— Data supplied —
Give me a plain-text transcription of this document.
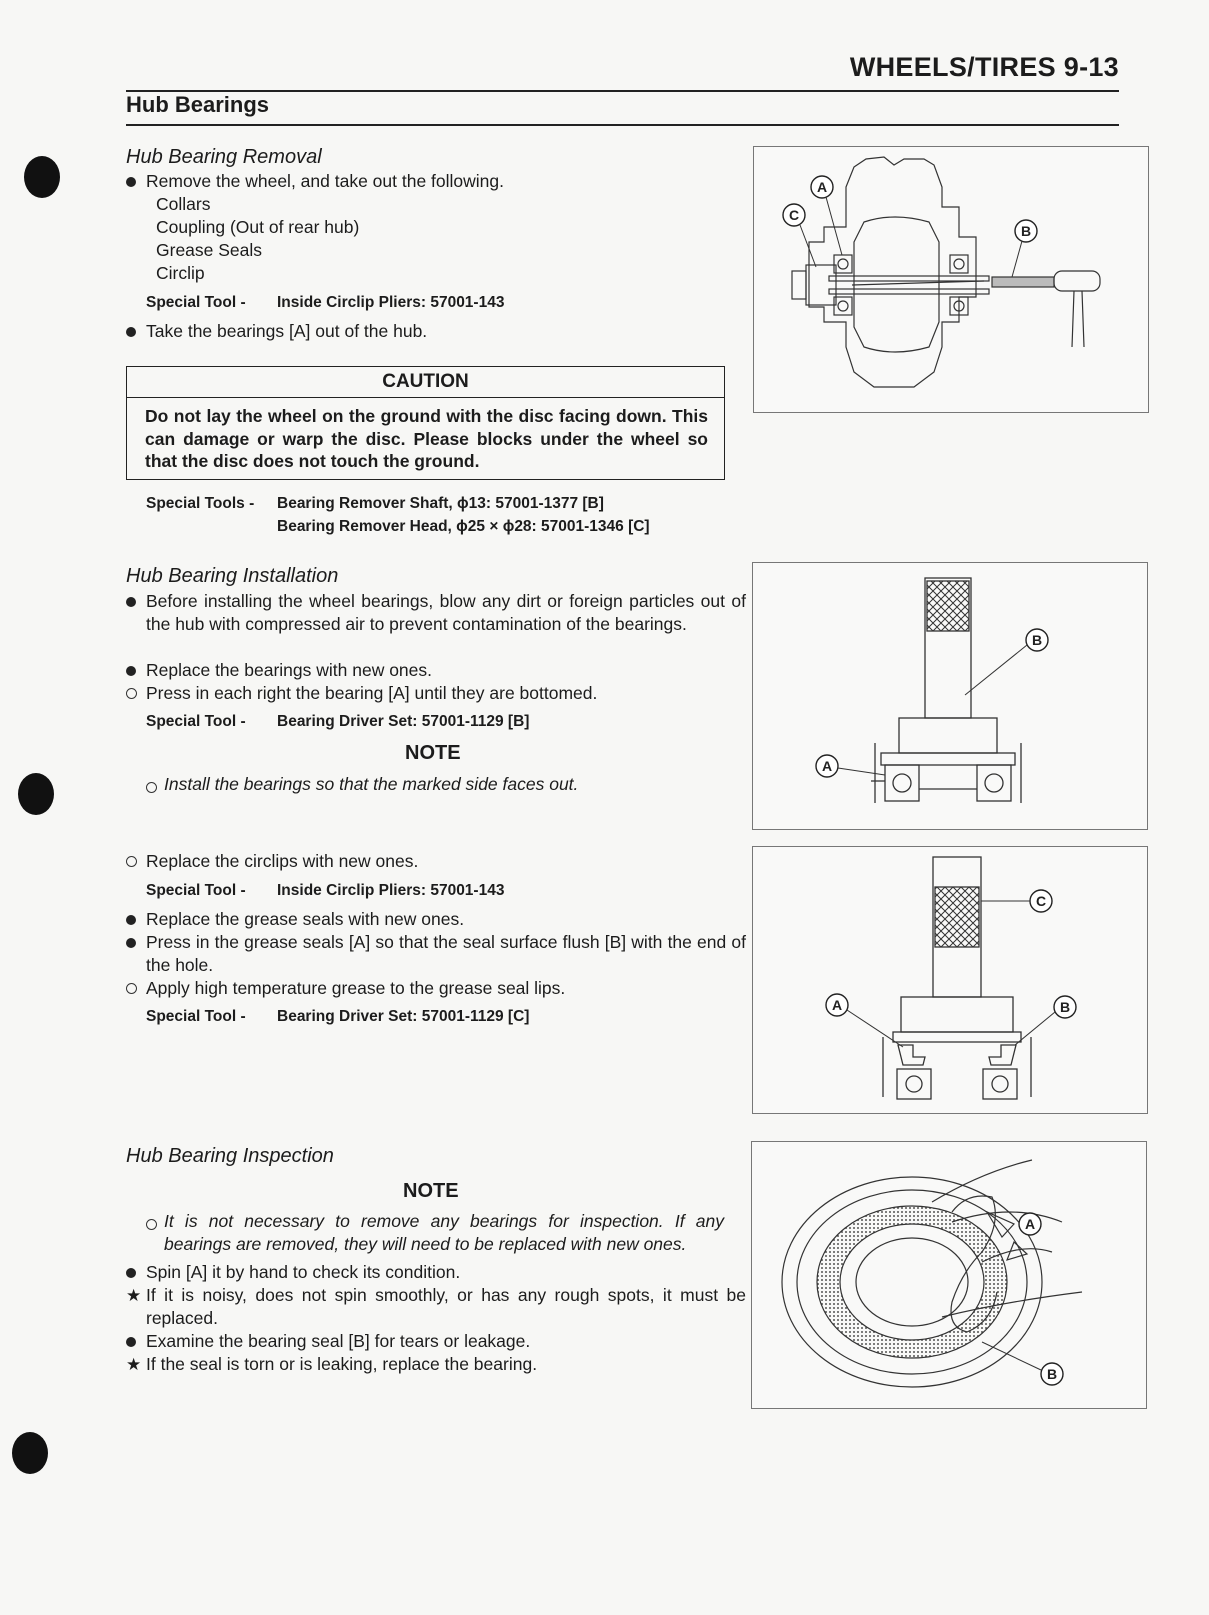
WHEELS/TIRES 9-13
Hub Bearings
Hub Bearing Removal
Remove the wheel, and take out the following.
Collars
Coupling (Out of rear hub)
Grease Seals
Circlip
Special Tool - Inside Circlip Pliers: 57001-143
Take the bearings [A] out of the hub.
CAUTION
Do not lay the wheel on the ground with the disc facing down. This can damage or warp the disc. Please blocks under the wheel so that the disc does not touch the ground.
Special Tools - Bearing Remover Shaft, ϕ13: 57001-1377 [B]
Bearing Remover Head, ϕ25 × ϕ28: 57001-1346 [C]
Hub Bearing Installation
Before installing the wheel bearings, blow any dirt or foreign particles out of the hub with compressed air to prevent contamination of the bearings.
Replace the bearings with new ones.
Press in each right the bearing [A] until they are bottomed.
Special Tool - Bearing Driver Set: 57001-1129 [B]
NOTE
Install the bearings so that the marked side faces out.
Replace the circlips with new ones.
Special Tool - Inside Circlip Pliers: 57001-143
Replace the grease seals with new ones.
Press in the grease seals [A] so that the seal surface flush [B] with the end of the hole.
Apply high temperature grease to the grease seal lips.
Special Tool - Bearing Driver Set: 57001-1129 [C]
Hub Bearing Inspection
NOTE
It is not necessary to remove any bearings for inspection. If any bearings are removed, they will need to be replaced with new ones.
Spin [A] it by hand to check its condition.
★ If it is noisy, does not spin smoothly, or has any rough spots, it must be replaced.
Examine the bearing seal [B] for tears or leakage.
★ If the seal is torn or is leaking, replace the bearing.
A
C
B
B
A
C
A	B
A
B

— Objective —
Reproduce the listing above exactly, excluding all pictures.

— Response for this exercise —
Give me a plain-text transcription of this document.
WHEELS/TIRES 9-13
Hub Bearings
Hub Bearing Removal
Remove the wheel, and take out the following.
Collars
Coupling (Out of rear hub)
Grease Seals
Circlip
Special Tool - Inside Circlip Pliers: 57001-143
Take the bearings [A] out of the hub.
CAUTION
Do not lay the wheel on the ground with the disc facing down. This can damage or warp the disc. Please blocks under the wheel so that the disc does not touch the ground.
Special Tools - Bearing Remover Shaft, ϕ13: 57001-1377 [B]
Bearing Remover Head, ϕ25 × ϕ28: 57001-1346 [C]
Hub Bearing Installation
Before installing the wheel bearings, blow any dirt or foreign particles out of the hub with compressed air to prevent contamination of the bearings.
Replace the bearings with new ones.
Press in each right the bearing [A] until they are bottomed.
Special Tool - Bearing Driver Set: 57001-1129 [B]
NOTE
Install the bearings so that the marked side faces out.
Replace the circlips with new ones.
Special Tool - Inside Circlip Pliers: 57001-143
Replace the grease seals with new ones.
Press in the grease seals [A] so that the seal surface flush [B] with the end of the hole.
Apply high temperature grease to the grease seal lips.
Special Tool - Bearing Driver Set: 57001-1129 [C]
Hub Bearing Inspection
NOTE
It is not necessary to remove any bearings for inspection. If any bearings are removed, they will need to be replaced with new ones.
Spin [A] it by hand to check its condition.
★ If it is noisy, does not spin smoothly, or has any rough spots, it must be replaced.
Examine the bearing seal [B] for tears or leakage.
★ If the seal is torn or is leaking, replace the bearing.
A
C
B
B
A
C
A	B
A
B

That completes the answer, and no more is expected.